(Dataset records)
__________
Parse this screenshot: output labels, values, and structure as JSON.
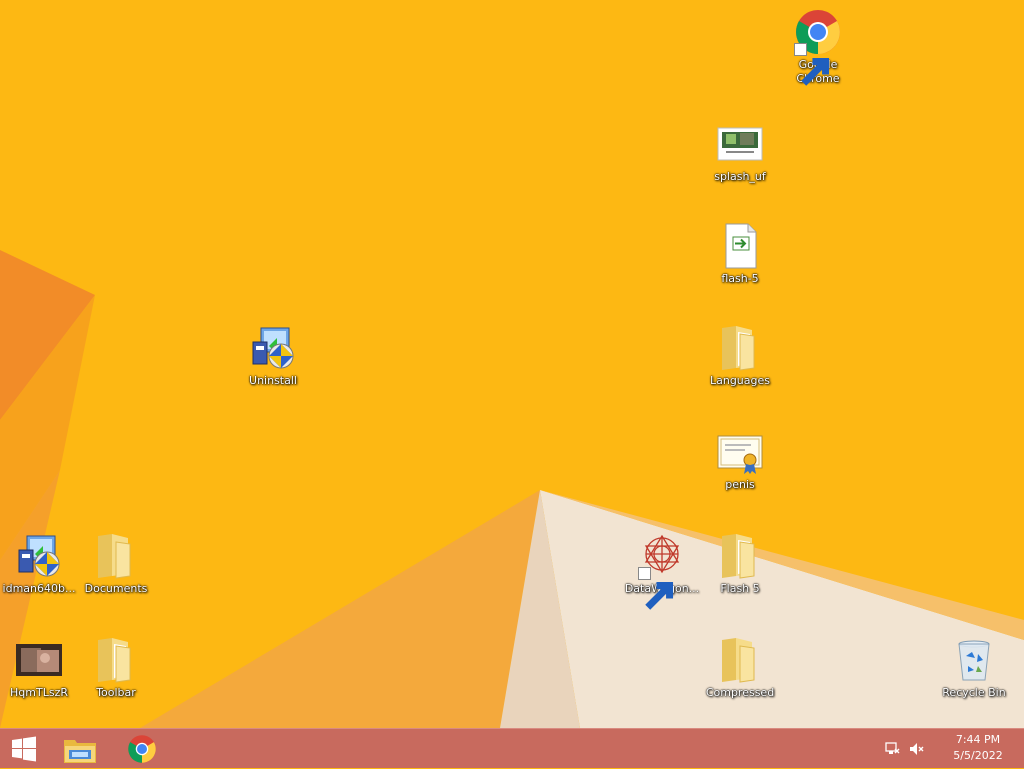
{
  "desktop": {
    "icons": {
      "chrome": {
        "label": "Google Chrome"
      },
      "splash": {
        "label": "splash_uf"
      },
      "flash5file": {
        "label": "flash-5"
      },
      "languages": {
        "label": "Languages"
      },
      "uninstall": {
        "label": "Uninstall"
      },
      "penis": {
        "label": "penis"
      },
      "idman": {
        "label": "idman640b..."
      },
      "documents": {
        "label": "Documents"
      },
      "datawagon": {
        "label": "DataWagon..."
      },
      "flash5folder": {
        "label": "Flash 5"
      },
      "hqm": {
        "label": "HqmTLszR"
      },
      "toolbar": {
        "label": "Toolbar"
      },
      "compressed": {
        "label": "Compressed"
      },
      "recycle": {
        "label": "Recycle Bin"
      }
    }
  },
  "taskbar": {
    "clock_time": "7:44 PM",
    "clock_date": "5/5/2022",
    "colors": {
      "bar": "#C86A5E",
      "wallpaper": "#FDB813"
    }
  }
}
__________
» **Work to be completed**
Reproduce the records above exactly, leaving out every picture they contain.

» **Solution to the exercise**
Parse this screenshot: output labels, values, and structure as JSON.
{
  "desktop": {
    "icons": {
      "chrome": {
        "label": "Google Chrome"
      },
      "splash": {
        "label": "splash_uf"
      },
      "flash5file": {
        "label": "flash-5"
      },
      "languages": {
        "label": "Languages"
      },
      "uninstall": {
        "label": "Uninstall"
      },
      "penis": {
        "label": "penis"
      },
      "idman": {
        "label": "idman640b..."
      },
      "documents": {
        "label": "Documents"
      },
      "datawagon": {
        "label": "DataWagon..."
      },
      "flash5folder": {
        "label": "Flash 5"
      },
      "hqm": {
        "label": "HqmTLszR"
      },
      "toolbar": {
        "label": "Toolbar"
      },
      "compressed": {
        "label": "Compressed"
      },
      "recycle": {
        "label": "Recycle Bin"
      }
    }
  },
  "taskbar": {
    "clock_time": "7:44 PM",
    "clock_date": "5/5/2022",
    "colors": {
      "bar": "#C86A5E",
      "wallpaper": "#FDB813"
    }
  }
}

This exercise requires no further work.